* **What the task requires**: Write out each line beneath this one exactly as it reads.

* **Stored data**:
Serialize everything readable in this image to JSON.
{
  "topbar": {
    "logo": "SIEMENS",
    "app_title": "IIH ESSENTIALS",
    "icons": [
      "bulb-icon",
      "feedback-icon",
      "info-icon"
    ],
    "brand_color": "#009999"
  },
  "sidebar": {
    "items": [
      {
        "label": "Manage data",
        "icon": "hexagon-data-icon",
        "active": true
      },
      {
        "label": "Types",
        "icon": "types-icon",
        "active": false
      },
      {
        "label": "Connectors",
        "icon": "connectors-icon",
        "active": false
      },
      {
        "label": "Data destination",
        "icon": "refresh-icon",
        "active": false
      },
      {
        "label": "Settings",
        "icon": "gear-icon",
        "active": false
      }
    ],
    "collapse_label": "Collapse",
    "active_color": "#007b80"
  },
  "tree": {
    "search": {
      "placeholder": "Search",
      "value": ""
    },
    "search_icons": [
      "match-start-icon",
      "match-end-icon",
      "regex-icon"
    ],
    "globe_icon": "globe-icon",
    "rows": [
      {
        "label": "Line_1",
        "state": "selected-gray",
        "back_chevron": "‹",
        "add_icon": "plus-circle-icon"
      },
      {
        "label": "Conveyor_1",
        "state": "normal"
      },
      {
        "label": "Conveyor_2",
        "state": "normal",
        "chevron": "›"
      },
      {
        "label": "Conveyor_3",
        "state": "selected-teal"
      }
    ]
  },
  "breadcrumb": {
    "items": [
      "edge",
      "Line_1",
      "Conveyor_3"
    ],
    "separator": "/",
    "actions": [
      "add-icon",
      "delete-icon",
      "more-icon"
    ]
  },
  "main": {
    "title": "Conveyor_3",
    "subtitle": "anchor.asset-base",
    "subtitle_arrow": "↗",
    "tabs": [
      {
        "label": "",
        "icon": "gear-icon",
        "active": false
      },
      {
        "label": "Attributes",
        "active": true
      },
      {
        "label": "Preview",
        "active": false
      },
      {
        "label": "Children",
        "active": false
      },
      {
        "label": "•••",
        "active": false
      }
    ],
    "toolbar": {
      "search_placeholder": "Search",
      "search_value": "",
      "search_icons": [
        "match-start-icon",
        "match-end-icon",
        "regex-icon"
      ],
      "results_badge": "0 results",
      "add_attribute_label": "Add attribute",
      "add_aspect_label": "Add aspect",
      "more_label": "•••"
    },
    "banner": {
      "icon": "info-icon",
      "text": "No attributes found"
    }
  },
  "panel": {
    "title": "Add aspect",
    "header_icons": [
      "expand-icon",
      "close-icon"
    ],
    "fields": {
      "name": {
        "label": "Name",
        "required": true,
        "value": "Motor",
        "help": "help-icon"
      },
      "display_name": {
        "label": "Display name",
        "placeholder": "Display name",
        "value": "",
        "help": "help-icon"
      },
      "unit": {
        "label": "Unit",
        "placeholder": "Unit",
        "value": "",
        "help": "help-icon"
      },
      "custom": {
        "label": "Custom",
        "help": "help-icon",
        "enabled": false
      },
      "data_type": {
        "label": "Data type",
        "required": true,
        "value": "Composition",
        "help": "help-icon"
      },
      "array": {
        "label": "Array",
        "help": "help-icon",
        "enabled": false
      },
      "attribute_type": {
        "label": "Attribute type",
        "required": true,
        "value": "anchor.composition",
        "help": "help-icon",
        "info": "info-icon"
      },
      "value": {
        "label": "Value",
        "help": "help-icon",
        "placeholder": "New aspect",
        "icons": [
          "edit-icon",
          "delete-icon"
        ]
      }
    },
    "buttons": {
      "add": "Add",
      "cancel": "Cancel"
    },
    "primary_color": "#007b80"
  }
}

* **Answer to this problem**:
Serialize everything readable in this image to JSON.
{
  "topbar": {
    "logo": "SIEMENS",
    "app_title": "IIH ESSENTIALS",
    "icons": [
      "bulb-icon",
      "feedback-icon",
      "info-icon"
    ],
    "brand_color": "#009999"
  },
  "sidebar": {
    "items": [
      {
        "label": "Manage data",
        "icon": "hexagon-data-icon",
        "active": true
      },
      {
        "label": "Types",
        "icon": "types-icon",
        "active": false
      },
      {
        "label": "Connectors",
        "icon": "connectors-icon",
        "active": false
      },
      {
        "label": "Data destination",
        "icon": "refresh-icon",
        "active": false
      },
      {
        "label": "Settings",
        "icon": "gear-icon",
        "active": false
      }
    ],
    "collapse_label": "Collapse",
    "active_color": "#007b80"
  },
  "tree": {
    "search": {
      "placeholder": "Search",
      "value": ""
    },
    "search_icons": [
      "match-start-icon",
      "match-end-icon",
      "regex-icon"
    ],
    "globe_icon": "globe-icon",
    "rows": [
      {
        "label": "Line_1",
        "state": "selected-gray",
        "back_chevron": "‹",
        "add_icon": "plus-circle-icon"
      },
      {
        "label": "Conveyor_1",
        "state": "normal"
      },
      {
        "label": "Conveyor_2",
        "state": "normal",
        "chevron": "›"
      },
      {
        "label": "Conveyor_3",
        "state": "selected-teal"
      }
    ]
  },
  "breadcrumb": {
    "items": [
      "edge",
      "Line_1",
      "Conveyor_3"
    ],
    "separator": "/",
    "actions": [
      "add-icon",
      "delete-icon",
      "more-icon"
    ]
  },
  "main": {
    "title": "Conveyor_3",
    "subtitle": "anchor.asset-base",
    "subtitle_arrow": "↗",
    "tabs": [
      {
        "label": "",
        "icon": "gear-icon",
        "active": false
      },
      {
        "label": "Attributes",
        "active": true
      },
      {
        "label": "Preview",
        "active": false
      },
      {
        "label": "Children",
        "active": false
      },
      {
        "label": "•••",
        "active": false
      }
    ],
    "toolbar": {
      "search_placeholder": "Search",
      "search_value": "",
      "search_icons": [
        "match-start-icon",
        "match-end-icon",
        "regex-icon"
      ],
      "results_badge": "0 results",
      "add_attribute_label": "Add attribute",
      "add_aspect_label": "Add aspect",
      "more_label": "•••"
    },
    "banner": {
      "icon": "info-icon",
      "text": "No attributes found"
    }
  },
  "panel": {
    "title": "Add aspect",
    "header_icons": [
      "expand-icon",
      "close-icon"
    ],
    "fields": {
      "name": {
        "label": "Name",
        "required": true,
        "value": "Motor",
        "help": "help-icon"
      },
      "display_name": {
        "label": "Display name",
        "placeholder": "Display name",
        "value": "",
        "help": "help-icon"
      },
      "unit": {
        "label": "Unit",
        "placeholder": "Unit",
        "value": "",
        "help": "help-icon"
      },
      "custom": {
        "label": "Custom",
        "help": "help-icon",
        "enabled": false
      },
      "data_type": {
        "label": "Data type",
        "required": true,
        "value": "Composition",
        "help": "help-icon"
      },
      "array": {
        "label": "Array",
        "help": "help-icon",
        "enabled": false
      },
      "attribute_type": {
        "label": "Attribute type",
        "required": true,
        "value": "anchor.composition",
        "help": "help-icon",
        "info": "info-icon"
      },
      "value": {
        "label": "Value",
        "help": "help-icon",
        "placeholder": "New aspect",
        "icons": [
          "edit-icon",
          "delete-icon"
        ]
      }
    },
    "buttons": {
      "add": "Add",
      "cancel": "Cancel"
    },
    "primary_color": "#007b80"
  }
}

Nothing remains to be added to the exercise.